- **TASK PROMPT**:
Gather up the lines with the word "change" in them.
··· INPUT FOR THIS TASK
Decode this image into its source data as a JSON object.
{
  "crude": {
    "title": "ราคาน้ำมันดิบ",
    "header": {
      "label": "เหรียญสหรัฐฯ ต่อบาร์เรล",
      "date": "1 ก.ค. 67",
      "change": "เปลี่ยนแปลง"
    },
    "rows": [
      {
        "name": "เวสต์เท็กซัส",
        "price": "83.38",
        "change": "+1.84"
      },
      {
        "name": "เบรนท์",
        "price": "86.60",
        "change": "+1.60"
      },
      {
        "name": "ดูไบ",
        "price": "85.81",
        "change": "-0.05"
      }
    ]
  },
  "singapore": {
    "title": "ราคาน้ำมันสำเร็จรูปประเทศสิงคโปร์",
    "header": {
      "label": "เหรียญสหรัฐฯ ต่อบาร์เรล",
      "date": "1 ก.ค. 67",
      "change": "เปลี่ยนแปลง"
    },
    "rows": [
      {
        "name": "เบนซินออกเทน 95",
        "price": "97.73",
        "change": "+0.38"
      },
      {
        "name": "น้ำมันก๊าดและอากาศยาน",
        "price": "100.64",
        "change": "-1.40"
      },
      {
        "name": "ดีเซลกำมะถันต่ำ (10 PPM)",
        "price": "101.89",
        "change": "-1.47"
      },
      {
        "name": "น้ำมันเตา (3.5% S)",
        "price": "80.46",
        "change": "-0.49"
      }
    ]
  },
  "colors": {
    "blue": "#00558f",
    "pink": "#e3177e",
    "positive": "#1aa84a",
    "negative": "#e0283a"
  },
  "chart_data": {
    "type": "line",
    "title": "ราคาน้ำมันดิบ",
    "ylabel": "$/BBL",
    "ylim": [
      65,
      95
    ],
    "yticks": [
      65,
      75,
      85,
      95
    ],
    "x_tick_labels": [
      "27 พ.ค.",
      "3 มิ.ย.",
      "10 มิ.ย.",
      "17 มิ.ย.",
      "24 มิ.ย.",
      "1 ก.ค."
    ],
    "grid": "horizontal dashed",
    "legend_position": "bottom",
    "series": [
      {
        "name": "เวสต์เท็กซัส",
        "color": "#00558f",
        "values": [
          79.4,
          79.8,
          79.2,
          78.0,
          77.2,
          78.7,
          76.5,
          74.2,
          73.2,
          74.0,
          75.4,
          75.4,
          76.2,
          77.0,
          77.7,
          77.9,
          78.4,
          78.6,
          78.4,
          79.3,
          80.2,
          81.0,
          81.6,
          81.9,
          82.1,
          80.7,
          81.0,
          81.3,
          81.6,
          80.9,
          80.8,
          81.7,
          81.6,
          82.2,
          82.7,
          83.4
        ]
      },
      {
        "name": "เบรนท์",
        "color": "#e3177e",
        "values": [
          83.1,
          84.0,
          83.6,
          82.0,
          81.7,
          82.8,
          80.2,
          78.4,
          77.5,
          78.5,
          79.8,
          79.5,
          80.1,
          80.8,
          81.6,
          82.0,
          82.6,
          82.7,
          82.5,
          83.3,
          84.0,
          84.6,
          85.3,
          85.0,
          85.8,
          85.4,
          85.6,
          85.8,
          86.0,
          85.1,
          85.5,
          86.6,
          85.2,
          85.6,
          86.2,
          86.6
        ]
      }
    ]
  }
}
······
- **FULL SOLUTION**:
      "change": "เปลี่ยนแปลง"
        "change": "+1.84"
        "change": "+1.60"
        "change": "-0.05"
      "change": "เปลี่ยนแปลง"
        "change": "+0.38"
        "change": "-1.40"
        "change": "-1.47"
        "change": "-0.49"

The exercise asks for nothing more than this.